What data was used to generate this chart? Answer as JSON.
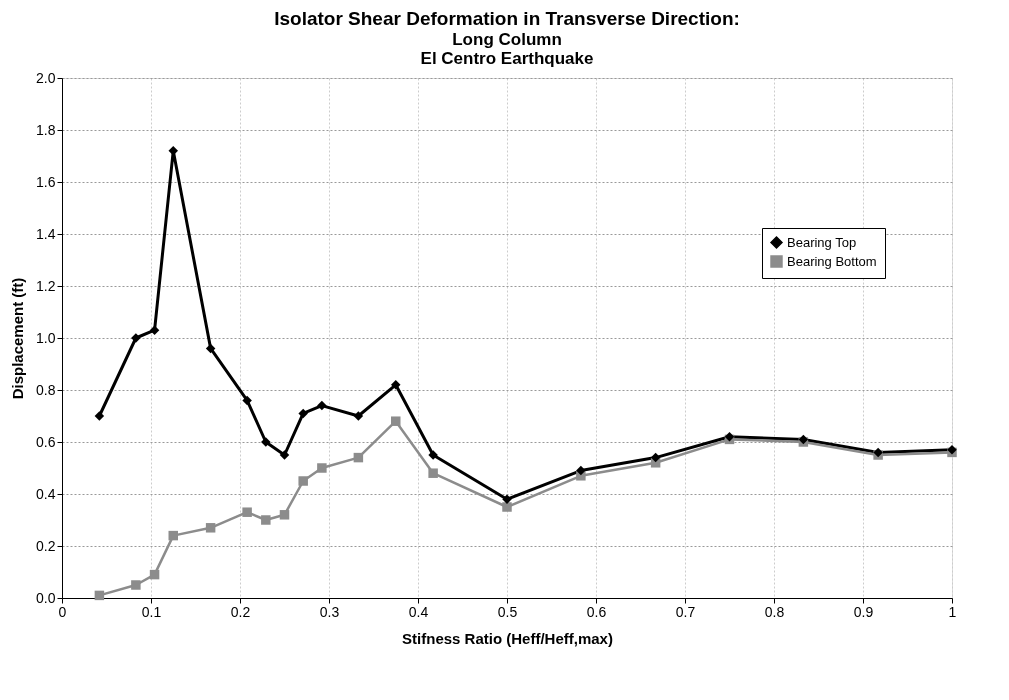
{
  "chart_data": {
    "type": "line",
    "title": "Isolator Shear Deformation in Transverse Direction:",
    "subtitle": [
      "Long Column",
      "El Centro Earthquake"
    ],
    "xlabel": "Stifness Ratio (Heff/Heff,max)",
    "ylabel": "Displacement (ft)",
    "x": [
      0.042,
      0.083,
      0.104,
      0.125,
      0.167,
      0.208,
      0.229,
      0.25,
      0.271,
      0.292,
      0.333,
      0.375,
      0.417,
      0.5,
      0.583,
      0.667,
      0.75,
      0.833,
      0.917,
      1
    ],
    "series": [
      {
        "name": "Bearing Top",
        "color": "#000000",
        "marker": "diamond",
        "values": [
          0.7,
          1.0,
          1.03,
          1.72,
          0.96,
          0.76,
          0.6,
          0.55,
          0.71,
          0.74,
          0.7,
          0.82,
          0.55,
          0.38,
          0.49,
          0.54,
          0.62,
          0.61,
          0.56,
          0.57
        ]
      },
      {
        "name": "Bearing Bottom",
        "color": "#8c8c8c",
        "marker": "square",
        "values": [
          0.01,
          0.05,
          0.09,
          0.24,
          0.27,
          0.33,
          0.3,
          0.32,
          0.45,
          0.5,
          0.54,
          0.68,
          0.48,
          0.35,
          0.47,
          0.52,
          0.61,
          0.6,
          0.55,
          0.56
        ]
      }
    ],
    "xlim": [
      0,
      1
    ],
    "xticks": [
      0,
      0.1,
      0.2,
      0.3,
      0.4,
      0.5,
      0.6,
      0.7,
      0.8,
      0.9,
      1
    ],
    "ylim": [
      0,
      2
    ],
    "yticks": [
      {
        "value": 0,
        "label": "0.0"
      },
      {
        "value": 0.2,
        "label": "0.2"
      },
      {
        "value": 0.4,
        "label": "0.4"
      },
      {
        "value": 0.6,
        "label": "0.6"
      },
      {
        "value": 0.8,
        "label": "0.8"
      },
      {
        "value": 1,
        "label": "1.0"
      },
      {
        "value": 1.2,
        "label": "1.2"
      },
      {
        "value": 1.4,
        "label": "1.4"
      },
      {
        "value": 1.6,
        "label": "1.6"
      },
      {
        "value": 1.8,
        "label": "1.8"
      },
      {
        "value": 2,
        "label": "2.0"
      }
    ],
    "grid": true,
    "legend": "right",
    "line_style": "solid"
  }
}
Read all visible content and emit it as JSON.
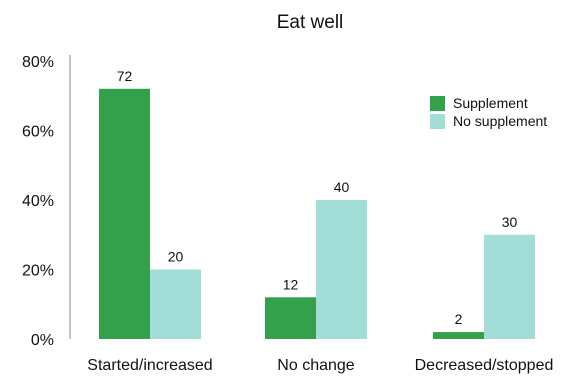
{
  "chart_data": {
    "type": "bar",
    "title": "Eat well",
    "xlabel": "",
    "ylabel": "",
    "categories": [
      "Started/increased",
      "No change",
      "Decreased/stopped"
    ],
    "series": [
      {
        "name": "Supplement",
        "values": [
          72,
          12,
          2
        ],
        "color": "#35a04c"
      },
      {
        "name": "No supplement",
        "values": [
          20,
          40,
          30
        ],
        "color": "#a3ddd8"
      }
    ],
    "ylim": [
      0,
      80
    ],
    "yticks": [
      0,
      20,
      40,
      60,
      80
    ],
    "ytick_labels": [
      "0%",
      "20%",
      "40%",
      "60%",
      "80%"
    ],
    "grid": false,
    "legend_position": "top-right",
    "axis_color": "#888888"
  }
}
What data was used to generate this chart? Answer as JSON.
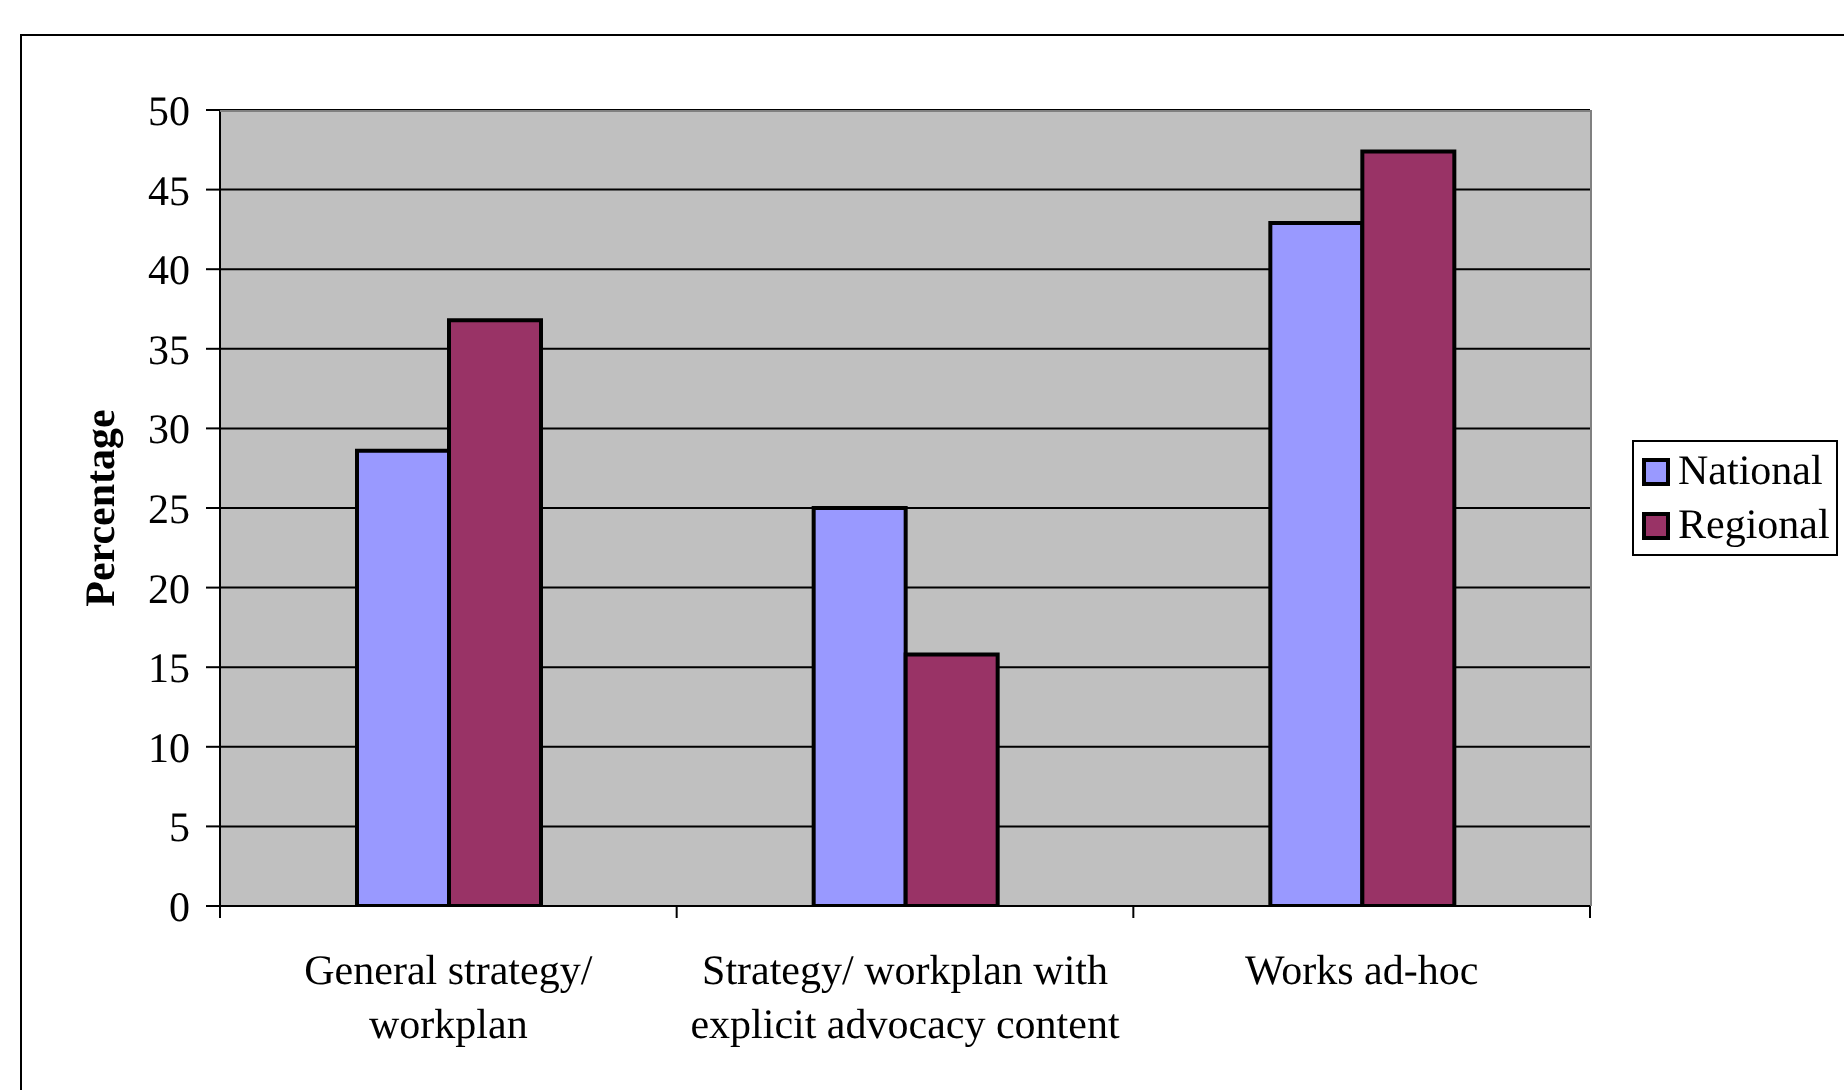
+-------+
Repeat the data exactly, dropping every picture it holds.

■ **Answer to the exercise**
What data was used to generate this chart? Answer as JSON.
{
  "chart_data": {
    "type": "line",
    "title": "Isolator Shear Deformation in Transverse Direction:",
    "subtitle": [
      "Long Column",
      "El Centro Earthquake"
    ],
    "xlabel": "Stifness Ratio (Heff/Heff,max)",
    "ylabel": "Displacement (ft)",
    "x": [
      0.042,
      0.083,
      0.104,
      0.125,
      0.167,
      0.208,
      0.229,
      0.25,
      0.271,
      0.292,
      0.333,
      0.375,
      0.417,
      0.5,
      0.583,
      0.667,
      0.75,
      0.833,
      0.917,
      1
    ],
    "series": [
      {
        "name": "Bearing Top",
        "color": "#000000",
        "marker": "diamond",
        "values": [
          0.7,
          1.0,
          1.03,
          1.72,
          0.96,
          0.76,
          0.6,
          0.55,
          0.71,
          0.74,
          0.7,
          0.82,
          0.55,
          0.38,
          0.49,
          0.54,
          0.62,
          0.61,
          0.56,
          0.57
        ]
      },
      {
        "name": "Bearing Bottom",
        "color": "#8c8c8c",
        "marker": "square",
        "values": [
          0.01,
          0.05,
          0.09,
          0.24,
          0.27,
          0.33,
          0.3,
          0.32,
          0.45,
          0.5,
          0.54,
          0.68,
          0.48,
          0.35,
          0.47,
          0.52,
          0.61,
          0.6,
          0.55,
          0.56
        ]
      }
    ],
    "xlim": [
      0,
      1
    ],
    "xticks": [
      0,
      0.1,
      0.2,
      0.3,
      0.4,
      0.5,
      0.6,
      0.7,
      0.8,
      0.9,
      1
    ],
    "ylim": [
      0,
      2
    ],
    "yticks": [
      {
        "value": 0,
        "label": "0.0"
      },
      {
        "value": 0.2,
        "label": "0.2"
      },
      {
        "value": 0.4,
        "label": "0.4"
      },
      {
        "value": 0.6,
        "label": "0.6"
      },
      {
        "value": 0.8,
        "label": "0.8"
      },
      {
        "value": 1,
        "label": "1.0"
      },
      {
        "value": 1.2,
        "label": "1.2"
      },
      {
        "value": 1.4,
        "label": "1.4"
      },
      {
        "value": 1.6,
        "label": "1.6"
      },
      {
        "value": 1.8,
        "label": "1.8"
      },
      {
        "value": 2,
        "label": "2.0"
      }
    ],
    "grid": true,
    "legend": "right",
    "line_style": "solid"
  }
}
Read all visible content and emit it as JSON.
{
  "chart_data": {
    "type": "bar",
    "title": "Eat well",
    "xlabel": "",
    "ylabel": "",
    "categories": [
      "Started/increased",
      "No change",
      "Decreased/stopped"
    ],
    "series": [
      {
        "name": "Supplement",
        "values": [
          72,
          12,
          2
        ],
        "color": "#35a04c"
      },
      {
        "name": "No supplement",
        "values": [
          20,
          40,
          30
        ],
        "color": "#a3ddd8"
      }
    ],
    "ylim": [
      0,
      80
    ],
    "yticks": [
      0,
      20,
      40,
      60,
      80
    ],
    "ytick_labels": [
      "0%",
      "20%",
      "40%",
      "60%",
      "80%"
    ],
    "grid": false,
    "legend_position": "top-right",
    "axis_color": "#888888"
  }
}
What data was used to generate this chart? Answer as JSON.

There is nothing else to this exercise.